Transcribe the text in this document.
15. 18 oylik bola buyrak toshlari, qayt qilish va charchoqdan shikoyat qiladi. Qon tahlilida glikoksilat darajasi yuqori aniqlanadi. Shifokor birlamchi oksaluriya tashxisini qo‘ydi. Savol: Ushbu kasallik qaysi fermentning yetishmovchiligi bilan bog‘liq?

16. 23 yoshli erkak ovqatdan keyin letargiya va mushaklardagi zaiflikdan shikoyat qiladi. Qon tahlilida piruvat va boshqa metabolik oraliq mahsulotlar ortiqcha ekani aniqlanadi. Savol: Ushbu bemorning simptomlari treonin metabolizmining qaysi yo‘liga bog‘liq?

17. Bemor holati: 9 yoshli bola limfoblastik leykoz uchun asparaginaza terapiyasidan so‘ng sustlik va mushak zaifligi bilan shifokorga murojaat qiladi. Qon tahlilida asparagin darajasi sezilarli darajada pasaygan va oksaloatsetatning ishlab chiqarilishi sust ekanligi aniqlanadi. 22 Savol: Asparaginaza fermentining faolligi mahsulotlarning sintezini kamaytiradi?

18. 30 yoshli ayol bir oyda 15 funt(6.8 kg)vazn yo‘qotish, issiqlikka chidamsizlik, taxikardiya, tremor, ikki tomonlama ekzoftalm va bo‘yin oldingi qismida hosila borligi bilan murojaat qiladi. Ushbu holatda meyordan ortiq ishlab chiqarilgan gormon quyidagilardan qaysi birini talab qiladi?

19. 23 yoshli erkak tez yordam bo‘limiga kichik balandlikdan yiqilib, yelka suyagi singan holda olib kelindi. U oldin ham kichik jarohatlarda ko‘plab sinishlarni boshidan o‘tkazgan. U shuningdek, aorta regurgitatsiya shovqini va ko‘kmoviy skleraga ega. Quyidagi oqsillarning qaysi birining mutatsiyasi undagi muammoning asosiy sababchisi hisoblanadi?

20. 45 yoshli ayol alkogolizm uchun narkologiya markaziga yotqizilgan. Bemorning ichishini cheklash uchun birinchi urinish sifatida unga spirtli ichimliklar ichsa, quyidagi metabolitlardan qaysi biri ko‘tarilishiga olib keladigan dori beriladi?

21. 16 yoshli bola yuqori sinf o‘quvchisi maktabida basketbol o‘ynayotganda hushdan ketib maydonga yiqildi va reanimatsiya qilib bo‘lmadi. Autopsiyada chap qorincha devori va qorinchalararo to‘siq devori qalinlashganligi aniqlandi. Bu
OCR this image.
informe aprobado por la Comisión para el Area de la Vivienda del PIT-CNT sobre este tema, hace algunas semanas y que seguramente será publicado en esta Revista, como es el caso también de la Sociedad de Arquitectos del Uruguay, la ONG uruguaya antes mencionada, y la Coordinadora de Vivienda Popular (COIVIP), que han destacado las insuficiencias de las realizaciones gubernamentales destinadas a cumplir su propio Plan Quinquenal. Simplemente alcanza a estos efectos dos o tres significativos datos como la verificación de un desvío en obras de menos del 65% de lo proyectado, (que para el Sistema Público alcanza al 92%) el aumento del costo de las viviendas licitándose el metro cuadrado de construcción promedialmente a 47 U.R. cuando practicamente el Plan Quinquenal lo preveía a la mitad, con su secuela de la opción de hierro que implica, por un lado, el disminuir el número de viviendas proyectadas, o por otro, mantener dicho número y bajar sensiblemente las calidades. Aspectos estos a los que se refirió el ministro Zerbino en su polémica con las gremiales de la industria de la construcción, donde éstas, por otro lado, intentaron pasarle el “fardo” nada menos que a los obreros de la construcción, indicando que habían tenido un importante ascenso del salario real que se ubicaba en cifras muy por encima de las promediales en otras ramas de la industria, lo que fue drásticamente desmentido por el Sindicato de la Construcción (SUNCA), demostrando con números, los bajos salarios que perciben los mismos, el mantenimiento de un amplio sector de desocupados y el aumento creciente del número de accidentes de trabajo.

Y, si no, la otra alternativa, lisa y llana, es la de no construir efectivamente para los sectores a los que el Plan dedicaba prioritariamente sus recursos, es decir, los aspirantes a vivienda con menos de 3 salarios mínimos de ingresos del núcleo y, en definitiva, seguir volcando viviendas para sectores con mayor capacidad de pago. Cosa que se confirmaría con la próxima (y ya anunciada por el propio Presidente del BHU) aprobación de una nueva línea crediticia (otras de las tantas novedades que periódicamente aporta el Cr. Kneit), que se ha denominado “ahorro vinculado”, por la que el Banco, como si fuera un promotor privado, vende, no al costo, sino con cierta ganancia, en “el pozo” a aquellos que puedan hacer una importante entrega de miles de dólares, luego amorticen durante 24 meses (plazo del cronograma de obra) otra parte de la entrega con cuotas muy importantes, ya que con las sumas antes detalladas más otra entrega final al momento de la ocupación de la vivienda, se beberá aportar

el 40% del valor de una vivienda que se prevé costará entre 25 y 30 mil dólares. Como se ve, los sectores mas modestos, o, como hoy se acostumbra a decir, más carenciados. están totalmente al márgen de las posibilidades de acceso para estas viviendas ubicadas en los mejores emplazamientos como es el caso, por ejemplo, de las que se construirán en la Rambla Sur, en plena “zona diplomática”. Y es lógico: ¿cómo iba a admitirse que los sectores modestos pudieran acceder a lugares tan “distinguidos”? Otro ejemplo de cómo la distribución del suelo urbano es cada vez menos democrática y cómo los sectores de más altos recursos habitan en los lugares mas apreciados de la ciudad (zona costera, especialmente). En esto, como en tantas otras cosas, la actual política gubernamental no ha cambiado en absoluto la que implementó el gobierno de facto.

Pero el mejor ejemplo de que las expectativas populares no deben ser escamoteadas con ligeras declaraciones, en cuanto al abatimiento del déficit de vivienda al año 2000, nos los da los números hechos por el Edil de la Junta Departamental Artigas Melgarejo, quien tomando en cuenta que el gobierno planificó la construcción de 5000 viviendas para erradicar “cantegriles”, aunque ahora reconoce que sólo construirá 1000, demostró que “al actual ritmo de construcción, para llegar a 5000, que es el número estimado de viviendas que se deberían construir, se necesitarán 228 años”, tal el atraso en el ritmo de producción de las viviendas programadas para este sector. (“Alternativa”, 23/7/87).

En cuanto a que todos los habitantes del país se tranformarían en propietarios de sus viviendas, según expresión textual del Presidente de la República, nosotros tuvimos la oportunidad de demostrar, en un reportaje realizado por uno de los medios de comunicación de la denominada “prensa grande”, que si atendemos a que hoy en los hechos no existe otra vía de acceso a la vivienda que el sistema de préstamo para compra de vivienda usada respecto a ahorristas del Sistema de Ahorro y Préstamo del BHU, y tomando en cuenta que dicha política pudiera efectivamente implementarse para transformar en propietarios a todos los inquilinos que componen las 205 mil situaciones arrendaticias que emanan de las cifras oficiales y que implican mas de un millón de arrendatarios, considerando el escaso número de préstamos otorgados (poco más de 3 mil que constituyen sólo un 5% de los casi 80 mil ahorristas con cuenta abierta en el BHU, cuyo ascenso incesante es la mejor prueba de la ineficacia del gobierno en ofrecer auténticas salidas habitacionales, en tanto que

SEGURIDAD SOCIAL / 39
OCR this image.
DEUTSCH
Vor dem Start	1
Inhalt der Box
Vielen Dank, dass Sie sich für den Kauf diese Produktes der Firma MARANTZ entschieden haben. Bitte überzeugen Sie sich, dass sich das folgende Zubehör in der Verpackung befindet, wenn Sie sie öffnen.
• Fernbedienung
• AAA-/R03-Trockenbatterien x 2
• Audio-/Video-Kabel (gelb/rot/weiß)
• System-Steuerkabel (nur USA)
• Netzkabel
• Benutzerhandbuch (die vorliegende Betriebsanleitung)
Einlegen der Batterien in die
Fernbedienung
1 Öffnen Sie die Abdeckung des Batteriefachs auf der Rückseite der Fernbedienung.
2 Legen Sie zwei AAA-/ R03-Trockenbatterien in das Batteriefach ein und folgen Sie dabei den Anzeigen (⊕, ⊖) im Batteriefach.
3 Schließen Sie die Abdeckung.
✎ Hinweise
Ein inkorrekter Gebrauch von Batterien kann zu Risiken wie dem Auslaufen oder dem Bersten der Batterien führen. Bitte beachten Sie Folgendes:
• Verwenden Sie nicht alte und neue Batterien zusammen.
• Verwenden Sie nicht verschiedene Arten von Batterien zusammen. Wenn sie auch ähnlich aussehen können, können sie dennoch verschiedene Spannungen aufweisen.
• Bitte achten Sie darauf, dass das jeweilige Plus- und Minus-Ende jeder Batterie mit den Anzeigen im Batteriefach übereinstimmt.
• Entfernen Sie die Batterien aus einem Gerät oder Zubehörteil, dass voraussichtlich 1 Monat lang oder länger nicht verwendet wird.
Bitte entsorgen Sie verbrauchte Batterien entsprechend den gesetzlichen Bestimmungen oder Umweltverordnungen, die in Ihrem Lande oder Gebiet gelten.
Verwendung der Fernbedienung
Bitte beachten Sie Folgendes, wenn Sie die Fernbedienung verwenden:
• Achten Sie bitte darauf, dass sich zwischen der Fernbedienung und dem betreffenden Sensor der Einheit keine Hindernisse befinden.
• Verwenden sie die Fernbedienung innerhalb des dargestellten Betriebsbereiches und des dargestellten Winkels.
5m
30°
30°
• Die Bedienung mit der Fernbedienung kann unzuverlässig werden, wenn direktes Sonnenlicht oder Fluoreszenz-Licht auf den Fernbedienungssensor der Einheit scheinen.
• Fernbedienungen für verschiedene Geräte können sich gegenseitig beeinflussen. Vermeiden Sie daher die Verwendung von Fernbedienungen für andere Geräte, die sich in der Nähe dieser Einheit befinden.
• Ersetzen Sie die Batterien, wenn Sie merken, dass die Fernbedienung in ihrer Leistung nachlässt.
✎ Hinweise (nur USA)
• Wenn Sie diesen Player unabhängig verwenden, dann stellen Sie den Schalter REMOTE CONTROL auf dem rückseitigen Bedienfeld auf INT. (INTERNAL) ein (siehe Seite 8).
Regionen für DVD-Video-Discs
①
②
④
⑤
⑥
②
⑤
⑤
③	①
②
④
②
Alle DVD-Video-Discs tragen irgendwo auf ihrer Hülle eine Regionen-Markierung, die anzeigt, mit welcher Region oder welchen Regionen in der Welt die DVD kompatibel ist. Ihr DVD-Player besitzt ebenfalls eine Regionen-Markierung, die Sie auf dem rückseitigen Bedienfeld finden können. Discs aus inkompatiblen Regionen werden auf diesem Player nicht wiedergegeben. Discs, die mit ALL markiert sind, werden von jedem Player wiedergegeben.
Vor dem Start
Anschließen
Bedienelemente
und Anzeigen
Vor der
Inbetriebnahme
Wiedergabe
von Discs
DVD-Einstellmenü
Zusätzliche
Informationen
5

______________________________

Challenge: What is the number of lines that contain "ayol"? Reply with that number alone.

Response: 2